__Data for this task__.
----

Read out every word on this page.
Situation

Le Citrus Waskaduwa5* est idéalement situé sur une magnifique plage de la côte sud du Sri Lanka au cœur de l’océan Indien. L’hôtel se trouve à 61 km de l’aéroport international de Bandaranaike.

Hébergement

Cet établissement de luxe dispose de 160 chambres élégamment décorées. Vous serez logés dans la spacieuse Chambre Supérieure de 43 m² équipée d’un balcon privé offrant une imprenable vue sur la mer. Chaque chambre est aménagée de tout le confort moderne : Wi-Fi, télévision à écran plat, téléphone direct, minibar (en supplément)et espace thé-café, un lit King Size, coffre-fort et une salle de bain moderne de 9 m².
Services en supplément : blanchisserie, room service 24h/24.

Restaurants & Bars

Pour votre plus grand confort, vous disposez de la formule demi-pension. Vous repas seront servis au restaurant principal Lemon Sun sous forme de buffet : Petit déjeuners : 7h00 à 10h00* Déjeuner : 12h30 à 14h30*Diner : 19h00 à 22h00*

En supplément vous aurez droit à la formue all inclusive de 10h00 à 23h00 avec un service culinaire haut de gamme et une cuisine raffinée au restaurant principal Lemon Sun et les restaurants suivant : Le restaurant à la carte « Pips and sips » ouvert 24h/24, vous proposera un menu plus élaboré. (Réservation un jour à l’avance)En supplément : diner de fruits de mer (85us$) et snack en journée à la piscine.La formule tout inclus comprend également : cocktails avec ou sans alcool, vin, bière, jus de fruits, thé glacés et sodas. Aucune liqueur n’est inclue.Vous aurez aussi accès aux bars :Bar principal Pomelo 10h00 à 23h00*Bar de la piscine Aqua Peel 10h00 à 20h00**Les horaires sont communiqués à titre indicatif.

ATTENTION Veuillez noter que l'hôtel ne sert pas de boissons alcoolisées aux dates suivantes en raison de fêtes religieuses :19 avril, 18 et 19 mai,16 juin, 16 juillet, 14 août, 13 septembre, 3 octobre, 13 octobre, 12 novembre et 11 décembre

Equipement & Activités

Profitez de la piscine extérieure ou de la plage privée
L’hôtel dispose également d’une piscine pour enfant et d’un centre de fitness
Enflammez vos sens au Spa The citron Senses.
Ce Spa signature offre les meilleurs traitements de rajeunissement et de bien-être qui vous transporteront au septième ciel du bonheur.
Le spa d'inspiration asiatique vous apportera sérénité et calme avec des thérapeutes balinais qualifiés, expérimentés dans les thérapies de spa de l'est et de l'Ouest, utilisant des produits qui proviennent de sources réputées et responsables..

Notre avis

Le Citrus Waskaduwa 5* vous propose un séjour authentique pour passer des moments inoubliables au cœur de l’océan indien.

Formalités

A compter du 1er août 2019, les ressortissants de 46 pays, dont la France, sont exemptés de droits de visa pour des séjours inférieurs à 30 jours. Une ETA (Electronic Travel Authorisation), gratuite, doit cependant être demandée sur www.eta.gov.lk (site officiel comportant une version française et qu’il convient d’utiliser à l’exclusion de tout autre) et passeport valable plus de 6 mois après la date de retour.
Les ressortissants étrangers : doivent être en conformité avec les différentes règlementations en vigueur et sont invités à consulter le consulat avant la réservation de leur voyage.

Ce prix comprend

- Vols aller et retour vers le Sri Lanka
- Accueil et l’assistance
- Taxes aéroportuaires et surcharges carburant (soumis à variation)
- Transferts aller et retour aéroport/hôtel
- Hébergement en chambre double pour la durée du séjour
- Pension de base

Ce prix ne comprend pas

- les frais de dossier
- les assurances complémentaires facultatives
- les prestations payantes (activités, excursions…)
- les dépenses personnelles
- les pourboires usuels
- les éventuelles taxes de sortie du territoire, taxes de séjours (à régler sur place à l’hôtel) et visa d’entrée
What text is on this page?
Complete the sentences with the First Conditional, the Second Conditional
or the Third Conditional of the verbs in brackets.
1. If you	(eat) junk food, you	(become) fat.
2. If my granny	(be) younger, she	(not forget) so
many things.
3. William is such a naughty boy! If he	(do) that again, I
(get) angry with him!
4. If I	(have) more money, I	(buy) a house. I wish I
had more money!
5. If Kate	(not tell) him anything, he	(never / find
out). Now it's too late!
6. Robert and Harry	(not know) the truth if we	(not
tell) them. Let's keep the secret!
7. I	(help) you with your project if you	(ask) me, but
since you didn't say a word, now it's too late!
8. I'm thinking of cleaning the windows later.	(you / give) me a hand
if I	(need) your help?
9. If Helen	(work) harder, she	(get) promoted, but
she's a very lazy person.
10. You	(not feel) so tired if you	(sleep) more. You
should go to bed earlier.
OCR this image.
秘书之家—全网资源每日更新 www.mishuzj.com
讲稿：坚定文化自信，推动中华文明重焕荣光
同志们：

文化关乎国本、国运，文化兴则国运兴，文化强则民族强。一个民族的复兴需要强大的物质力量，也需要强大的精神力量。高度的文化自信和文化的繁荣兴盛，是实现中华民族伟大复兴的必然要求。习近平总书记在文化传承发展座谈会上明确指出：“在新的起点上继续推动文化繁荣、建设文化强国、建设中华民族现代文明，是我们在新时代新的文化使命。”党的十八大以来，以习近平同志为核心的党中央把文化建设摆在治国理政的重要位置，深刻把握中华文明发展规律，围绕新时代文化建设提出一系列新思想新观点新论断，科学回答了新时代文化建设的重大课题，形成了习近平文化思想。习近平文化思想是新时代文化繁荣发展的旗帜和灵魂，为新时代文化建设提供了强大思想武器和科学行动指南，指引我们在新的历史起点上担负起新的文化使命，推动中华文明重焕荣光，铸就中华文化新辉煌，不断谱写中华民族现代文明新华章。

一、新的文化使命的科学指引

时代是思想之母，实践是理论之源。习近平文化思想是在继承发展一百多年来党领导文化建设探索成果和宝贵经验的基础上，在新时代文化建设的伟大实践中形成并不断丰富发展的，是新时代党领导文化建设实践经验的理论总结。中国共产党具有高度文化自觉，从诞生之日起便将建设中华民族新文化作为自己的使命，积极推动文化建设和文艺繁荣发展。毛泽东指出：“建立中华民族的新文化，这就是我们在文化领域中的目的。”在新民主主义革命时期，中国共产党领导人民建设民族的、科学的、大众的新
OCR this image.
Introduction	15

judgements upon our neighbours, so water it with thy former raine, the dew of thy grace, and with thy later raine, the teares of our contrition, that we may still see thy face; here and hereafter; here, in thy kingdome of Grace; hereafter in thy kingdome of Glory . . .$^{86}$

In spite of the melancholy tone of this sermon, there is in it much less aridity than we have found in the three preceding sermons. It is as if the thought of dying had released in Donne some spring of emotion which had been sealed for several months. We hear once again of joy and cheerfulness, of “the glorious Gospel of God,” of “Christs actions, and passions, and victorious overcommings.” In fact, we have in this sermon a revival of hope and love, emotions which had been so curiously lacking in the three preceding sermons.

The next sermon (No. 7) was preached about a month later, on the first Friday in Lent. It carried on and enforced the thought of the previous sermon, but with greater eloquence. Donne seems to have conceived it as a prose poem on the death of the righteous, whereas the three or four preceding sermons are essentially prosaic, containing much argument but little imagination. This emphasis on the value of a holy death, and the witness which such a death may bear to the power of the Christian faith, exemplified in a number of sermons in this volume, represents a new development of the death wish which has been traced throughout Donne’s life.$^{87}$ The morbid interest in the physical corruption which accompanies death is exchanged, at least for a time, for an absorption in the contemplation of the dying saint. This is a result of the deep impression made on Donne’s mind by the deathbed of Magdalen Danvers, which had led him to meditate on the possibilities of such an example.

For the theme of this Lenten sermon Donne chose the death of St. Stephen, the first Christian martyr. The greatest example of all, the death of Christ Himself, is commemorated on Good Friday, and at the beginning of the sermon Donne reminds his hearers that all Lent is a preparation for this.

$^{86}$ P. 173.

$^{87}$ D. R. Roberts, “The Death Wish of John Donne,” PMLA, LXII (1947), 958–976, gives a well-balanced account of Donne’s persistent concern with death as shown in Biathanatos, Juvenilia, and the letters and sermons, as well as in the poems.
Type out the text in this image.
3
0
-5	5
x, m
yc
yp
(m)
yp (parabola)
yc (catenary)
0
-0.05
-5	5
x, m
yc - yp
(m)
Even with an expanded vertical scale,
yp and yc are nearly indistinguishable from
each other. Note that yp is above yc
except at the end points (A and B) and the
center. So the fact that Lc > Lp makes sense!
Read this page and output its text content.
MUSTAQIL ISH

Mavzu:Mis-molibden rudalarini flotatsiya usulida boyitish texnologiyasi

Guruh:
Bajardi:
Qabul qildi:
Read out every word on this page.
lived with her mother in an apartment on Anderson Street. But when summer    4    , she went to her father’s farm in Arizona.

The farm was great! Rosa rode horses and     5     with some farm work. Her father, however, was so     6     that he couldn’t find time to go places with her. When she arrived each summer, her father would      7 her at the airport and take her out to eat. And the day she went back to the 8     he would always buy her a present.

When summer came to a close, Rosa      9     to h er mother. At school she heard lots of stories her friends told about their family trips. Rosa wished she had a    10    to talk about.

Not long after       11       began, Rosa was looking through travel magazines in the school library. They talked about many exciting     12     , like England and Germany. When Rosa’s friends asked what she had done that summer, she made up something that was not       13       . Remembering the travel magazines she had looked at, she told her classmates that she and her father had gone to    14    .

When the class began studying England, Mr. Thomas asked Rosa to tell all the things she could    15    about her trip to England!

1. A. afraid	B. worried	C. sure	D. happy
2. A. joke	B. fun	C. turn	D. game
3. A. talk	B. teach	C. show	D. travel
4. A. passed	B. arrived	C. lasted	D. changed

----

__Goal__. Identify each line containing the string "your" and copy it out.

__Reply__.
7. I	(help) you with your project if you	(ask) me, but
if I	(need) your help?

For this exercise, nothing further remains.